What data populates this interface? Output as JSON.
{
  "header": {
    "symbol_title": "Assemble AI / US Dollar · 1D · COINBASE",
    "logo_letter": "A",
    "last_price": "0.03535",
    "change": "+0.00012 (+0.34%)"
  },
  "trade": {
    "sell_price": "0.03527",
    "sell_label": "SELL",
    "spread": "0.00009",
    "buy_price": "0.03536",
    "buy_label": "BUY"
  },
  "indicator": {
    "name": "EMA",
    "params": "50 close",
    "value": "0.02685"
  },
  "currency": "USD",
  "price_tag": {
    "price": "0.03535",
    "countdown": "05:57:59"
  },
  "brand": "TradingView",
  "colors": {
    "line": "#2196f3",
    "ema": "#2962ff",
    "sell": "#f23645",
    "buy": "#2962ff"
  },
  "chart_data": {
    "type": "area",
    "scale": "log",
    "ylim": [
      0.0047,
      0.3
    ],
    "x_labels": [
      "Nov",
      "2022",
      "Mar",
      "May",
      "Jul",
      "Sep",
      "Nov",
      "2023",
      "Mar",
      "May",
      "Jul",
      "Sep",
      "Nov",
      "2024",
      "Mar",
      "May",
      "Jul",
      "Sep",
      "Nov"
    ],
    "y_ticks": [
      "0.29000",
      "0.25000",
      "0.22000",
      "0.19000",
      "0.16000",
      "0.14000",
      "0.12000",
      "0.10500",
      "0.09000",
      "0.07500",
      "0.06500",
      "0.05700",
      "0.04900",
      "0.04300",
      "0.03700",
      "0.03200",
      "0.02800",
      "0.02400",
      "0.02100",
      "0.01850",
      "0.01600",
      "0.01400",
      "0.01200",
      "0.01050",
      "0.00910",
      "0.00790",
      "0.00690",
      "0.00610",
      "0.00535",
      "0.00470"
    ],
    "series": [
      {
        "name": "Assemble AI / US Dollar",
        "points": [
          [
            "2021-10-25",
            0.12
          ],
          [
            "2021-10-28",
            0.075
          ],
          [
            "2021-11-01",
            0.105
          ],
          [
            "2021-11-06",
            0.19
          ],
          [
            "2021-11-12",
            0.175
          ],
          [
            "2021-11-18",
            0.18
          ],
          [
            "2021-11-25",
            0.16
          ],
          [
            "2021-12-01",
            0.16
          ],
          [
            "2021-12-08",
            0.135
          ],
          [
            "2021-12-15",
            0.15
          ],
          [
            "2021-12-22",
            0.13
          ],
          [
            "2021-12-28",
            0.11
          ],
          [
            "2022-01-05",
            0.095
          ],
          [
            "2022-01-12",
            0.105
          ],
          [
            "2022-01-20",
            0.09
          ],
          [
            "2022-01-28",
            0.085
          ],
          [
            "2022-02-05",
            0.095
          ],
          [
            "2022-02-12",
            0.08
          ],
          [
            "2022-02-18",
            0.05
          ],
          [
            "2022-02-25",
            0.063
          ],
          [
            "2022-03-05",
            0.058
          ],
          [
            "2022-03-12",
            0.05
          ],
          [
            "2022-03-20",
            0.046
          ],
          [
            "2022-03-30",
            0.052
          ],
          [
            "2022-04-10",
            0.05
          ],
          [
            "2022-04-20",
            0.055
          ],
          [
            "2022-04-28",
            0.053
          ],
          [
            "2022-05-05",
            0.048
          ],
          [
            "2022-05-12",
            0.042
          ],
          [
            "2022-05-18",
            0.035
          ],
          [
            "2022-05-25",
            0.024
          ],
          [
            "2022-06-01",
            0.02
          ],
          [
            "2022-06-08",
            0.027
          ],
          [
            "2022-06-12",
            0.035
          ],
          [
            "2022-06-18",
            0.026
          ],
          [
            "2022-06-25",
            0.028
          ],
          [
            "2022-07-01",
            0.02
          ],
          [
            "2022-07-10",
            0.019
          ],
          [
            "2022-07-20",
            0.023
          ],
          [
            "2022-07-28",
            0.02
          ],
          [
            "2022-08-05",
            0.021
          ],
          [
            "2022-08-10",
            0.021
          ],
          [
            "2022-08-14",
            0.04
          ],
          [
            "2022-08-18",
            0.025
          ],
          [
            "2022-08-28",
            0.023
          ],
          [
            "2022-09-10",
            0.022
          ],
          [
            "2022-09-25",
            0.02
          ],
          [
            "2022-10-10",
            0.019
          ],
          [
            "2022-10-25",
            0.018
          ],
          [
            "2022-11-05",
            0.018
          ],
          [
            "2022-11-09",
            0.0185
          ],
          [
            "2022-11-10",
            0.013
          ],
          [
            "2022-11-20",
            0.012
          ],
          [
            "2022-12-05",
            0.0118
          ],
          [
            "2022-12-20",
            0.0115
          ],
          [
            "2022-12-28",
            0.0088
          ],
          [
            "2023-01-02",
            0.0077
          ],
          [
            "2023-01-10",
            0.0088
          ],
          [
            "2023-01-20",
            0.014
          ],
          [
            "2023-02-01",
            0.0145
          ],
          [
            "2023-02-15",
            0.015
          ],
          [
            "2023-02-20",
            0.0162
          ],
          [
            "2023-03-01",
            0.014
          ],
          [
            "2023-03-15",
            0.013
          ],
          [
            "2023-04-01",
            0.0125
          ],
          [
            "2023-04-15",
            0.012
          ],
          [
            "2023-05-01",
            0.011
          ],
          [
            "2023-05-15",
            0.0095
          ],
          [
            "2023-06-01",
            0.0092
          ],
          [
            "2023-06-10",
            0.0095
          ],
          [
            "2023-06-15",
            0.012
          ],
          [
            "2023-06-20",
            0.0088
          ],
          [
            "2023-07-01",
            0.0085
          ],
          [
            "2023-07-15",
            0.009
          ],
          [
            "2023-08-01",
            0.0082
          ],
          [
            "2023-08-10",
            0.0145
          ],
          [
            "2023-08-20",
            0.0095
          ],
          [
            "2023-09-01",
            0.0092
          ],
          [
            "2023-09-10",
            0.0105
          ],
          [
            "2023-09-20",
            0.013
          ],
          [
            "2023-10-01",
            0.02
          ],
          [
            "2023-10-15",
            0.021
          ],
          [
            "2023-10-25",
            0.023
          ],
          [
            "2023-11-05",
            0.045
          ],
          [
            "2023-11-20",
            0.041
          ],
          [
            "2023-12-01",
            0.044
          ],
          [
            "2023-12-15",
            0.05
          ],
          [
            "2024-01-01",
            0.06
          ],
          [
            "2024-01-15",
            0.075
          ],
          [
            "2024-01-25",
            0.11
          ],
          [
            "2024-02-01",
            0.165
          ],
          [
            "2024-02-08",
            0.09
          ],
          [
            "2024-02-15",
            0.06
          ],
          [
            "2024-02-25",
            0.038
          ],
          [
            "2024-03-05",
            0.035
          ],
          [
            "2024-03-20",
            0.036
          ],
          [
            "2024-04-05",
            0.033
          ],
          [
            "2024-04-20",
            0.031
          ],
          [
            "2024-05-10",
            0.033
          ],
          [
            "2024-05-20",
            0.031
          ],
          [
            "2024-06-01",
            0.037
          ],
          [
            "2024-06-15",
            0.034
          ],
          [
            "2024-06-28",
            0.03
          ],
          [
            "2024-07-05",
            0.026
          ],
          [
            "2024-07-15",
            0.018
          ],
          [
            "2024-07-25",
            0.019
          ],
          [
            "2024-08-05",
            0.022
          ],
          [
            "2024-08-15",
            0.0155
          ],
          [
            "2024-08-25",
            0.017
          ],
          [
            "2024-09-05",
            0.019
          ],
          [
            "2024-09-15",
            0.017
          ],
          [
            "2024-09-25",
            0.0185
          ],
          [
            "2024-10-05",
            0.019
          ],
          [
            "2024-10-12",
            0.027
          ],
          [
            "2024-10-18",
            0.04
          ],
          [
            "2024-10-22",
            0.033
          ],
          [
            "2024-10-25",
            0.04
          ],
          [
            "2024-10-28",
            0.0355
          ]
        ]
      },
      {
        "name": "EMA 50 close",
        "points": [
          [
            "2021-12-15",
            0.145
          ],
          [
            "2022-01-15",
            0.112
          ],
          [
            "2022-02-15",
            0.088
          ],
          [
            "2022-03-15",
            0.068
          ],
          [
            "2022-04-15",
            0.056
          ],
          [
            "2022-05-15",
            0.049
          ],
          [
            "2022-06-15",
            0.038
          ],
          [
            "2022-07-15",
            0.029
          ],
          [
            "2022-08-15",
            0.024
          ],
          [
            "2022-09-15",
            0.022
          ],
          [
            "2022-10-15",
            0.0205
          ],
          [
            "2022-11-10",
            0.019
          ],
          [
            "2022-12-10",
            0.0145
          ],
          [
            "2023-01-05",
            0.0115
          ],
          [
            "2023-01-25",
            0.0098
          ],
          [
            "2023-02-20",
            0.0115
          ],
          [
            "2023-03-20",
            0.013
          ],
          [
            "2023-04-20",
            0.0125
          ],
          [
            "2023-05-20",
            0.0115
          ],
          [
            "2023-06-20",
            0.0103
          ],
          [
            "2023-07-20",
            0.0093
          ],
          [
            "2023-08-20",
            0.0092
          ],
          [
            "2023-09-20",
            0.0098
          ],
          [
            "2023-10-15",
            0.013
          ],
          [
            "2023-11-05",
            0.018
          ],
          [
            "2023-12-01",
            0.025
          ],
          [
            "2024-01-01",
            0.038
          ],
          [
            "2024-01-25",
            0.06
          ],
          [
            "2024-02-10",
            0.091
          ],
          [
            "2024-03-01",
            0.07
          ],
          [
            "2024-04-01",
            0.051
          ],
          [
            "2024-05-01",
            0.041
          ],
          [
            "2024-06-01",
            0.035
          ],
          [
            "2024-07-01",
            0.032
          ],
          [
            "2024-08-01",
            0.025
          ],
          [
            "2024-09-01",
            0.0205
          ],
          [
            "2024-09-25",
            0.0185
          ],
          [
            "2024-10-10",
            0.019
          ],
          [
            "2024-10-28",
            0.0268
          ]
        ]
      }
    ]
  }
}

What you are asked to do: Pull every line containing "Dollar" from the material above.

Final answer:
    "symbol_title": "Assemble AI / US Dollar · 1D · COINBASE",
        "name": "Assemble AI / US Dollar",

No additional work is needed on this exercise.